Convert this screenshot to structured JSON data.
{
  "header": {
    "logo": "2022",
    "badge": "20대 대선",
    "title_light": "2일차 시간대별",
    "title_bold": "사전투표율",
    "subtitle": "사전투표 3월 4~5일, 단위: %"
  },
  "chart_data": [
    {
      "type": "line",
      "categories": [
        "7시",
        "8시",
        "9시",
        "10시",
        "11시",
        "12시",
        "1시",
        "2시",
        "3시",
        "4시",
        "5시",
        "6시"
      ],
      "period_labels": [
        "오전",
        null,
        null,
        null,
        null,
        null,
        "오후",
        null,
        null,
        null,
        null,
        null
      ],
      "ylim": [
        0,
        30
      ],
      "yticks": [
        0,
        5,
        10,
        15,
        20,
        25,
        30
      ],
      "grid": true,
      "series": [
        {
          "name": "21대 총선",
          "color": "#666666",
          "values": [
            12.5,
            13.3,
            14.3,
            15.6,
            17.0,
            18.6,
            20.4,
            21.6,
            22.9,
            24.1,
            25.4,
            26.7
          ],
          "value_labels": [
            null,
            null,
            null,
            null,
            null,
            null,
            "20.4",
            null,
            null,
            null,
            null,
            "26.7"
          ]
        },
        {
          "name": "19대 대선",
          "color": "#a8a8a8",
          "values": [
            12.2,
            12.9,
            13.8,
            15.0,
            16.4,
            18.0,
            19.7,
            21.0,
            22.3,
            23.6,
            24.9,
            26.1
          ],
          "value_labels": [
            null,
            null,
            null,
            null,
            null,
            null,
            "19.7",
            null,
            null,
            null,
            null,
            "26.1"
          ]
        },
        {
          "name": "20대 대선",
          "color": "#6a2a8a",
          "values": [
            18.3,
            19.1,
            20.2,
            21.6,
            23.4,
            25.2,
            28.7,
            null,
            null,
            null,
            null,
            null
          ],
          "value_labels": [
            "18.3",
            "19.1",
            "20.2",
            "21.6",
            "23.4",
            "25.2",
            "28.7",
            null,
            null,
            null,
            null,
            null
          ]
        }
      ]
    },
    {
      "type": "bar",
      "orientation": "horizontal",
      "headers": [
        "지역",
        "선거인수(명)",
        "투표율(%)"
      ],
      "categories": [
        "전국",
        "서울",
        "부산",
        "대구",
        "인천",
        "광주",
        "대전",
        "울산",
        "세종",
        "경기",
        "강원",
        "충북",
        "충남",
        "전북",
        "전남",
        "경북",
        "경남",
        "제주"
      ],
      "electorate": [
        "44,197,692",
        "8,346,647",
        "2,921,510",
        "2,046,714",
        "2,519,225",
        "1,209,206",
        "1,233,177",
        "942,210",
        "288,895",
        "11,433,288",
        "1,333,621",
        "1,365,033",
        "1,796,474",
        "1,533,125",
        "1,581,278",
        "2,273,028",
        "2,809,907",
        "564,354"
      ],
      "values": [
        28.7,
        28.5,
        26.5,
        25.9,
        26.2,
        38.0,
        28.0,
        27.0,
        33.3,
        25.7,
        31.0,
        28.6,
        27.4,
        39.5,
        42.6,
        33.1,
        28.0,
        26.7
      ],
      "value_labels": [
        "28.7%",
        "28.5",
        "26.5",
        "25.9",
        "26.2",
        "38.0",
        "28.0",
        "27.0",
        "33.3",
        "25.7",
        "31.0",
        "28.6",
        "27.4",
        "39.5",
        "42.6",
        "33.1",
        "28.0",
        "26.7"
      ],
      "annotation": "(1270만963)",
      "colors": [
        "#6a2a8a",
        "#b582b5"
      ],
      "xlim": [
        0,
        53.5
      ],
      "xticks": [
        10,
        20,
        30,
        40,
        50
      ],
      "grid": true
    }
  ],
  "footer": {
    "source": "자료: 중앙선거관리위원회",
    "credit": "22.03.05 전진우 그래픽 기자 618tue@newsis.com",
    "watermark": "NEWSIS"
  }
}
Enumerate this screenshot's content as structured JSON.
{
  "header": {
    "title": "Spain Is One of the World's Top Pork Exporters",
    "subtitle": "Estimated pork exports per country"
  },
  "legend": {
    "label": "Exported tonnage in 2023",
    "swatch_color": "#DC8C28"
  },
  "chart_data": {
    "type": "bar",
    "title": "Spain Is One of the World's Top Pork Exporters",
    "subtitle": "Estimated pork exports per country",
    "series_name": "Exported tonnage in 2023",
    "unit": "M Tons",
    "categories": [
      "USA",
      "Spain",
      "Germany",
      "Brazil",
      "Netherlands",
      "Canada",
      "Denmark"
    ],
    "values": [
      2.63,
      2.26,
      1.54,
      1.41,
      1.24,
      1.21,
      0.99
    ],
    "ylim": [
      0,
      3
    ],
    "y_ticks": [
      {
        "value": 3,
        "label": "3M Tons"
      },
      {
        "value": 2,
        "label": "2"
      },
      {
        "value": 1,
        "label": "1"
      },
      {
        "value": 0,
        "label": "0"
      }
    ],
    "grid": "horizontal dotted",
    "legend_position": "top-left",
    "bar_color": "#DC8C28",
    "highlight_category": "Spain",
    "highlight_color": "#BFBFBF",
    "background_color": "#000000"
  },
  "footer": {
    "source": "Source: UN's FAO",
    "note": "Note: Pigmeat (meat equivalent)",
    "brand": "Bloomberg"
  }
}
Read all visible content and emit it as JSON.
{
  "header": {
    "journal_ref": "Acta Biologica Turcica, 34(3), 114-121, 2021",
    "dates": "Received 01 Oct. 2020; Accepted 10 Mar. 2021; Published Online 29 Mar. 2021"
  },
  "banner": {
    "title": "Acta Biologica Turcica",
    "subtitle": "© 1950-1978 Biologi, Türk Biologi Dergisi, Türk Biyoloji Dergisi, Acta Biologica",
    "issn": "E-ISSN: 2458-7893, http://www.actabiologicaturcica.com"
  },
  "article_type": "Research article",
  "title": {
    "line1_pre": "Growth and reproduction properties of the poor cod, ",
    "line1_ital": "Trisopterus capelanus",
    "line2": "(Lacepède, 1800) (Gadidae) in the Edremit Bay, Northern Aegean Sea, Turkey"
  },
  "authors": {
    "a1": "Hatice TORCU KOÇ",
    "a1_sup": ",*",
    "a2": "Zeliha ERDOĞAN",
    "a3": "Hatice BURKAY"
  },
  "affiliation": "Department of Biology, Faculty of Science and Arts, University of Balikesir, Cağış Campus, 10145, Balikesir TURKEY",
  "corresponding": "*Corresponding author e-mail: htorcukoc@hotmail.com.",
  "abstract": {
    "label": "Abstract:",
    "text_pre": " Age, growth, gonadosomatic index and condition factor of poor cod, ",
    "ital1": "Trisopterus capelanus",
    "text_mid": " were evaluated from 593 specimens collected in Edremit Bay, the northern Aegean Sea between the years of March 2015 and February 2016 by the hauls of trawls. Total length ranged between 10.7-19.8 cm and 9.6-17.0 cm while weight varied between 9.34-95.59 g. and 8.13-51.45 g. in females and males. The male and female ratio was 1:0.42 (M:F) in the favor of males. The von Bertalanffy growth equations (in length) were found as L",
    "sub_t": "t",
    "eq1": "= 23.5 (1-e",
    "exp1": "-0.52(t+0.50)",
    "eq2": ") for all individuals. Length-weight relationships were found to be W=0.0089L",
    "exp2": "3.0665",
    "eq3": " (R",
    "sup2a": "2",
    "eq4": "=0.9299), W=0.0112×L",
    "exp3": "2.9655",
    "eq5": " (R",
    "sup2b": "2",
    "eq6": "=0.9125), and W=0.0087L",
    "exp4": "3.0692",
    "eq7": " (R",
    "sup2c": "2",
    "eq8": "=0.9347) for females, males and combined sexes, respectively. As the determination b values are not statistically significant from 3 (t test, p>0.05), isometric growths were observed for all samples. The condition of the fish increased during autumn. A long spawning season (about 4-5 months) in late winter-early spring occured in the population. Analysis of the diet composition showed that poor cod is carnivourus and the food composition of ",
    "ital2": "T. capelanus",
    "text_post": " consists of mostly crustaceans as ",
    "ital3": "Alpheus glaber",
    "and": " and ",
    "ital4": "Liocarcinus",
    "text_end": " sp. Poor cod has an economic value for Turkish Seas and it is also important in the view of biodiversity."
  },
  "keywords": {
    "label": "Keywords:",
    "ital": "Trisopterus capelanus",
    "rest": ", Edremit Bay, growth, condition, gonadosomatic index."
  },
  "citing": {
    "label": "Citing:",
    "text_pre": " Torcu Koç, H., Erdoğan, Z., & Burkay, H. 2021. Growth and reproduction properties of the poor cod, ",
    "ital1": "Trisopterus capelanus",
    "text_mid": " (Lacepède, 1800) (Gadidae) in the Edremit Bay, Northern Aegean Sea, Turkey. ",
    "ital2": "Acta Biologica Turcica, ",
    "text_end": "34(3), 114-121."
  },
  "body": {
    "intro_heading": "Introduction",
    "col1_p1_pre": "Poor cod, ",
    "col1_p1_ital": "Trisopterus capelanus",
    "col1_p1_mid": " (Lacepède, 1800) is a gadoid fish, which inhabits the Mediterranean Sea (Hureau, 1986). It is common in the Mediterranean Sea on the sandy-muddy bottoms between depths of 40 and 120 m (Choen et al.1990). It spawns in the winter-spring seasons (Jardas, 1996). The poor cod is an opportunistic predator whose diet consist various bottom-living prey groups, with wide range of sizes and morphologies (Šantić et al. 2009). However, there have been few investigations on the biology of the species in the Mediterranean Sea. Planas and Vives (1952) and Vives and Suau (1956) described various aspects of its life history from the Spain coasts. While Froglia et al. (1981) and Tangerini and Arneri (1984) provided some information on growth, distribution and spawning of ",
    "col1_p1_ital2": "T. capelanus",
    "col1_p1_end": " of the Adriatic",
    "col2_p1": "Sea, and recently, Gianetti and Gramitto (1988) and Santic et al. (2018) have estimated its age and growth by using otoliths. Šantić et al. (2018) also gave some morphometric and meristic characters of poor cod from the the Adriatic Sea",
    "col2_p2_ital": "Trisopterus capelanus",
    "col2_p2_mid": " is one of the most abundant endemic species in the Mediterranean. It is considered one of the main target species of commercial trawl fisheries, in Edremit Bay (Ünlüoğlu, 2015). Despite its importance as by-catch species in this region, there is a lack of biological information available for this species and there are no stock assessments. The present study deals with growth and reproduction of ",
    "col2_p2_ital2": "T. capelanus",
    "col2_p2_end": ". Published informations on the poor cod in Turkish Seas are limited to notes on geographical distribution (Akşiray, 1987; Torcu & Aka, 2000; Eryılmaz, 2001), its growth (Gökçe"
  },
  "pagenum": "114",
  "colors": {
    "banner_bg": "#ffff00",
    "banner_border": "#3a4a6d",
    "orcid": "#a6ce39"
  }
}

Do this >> Check each line above for "source" and return the ones that have it.

Result below >>
    "source": "자료: 중앙선거관리위원회",
    "source": "Source: UN's FAO",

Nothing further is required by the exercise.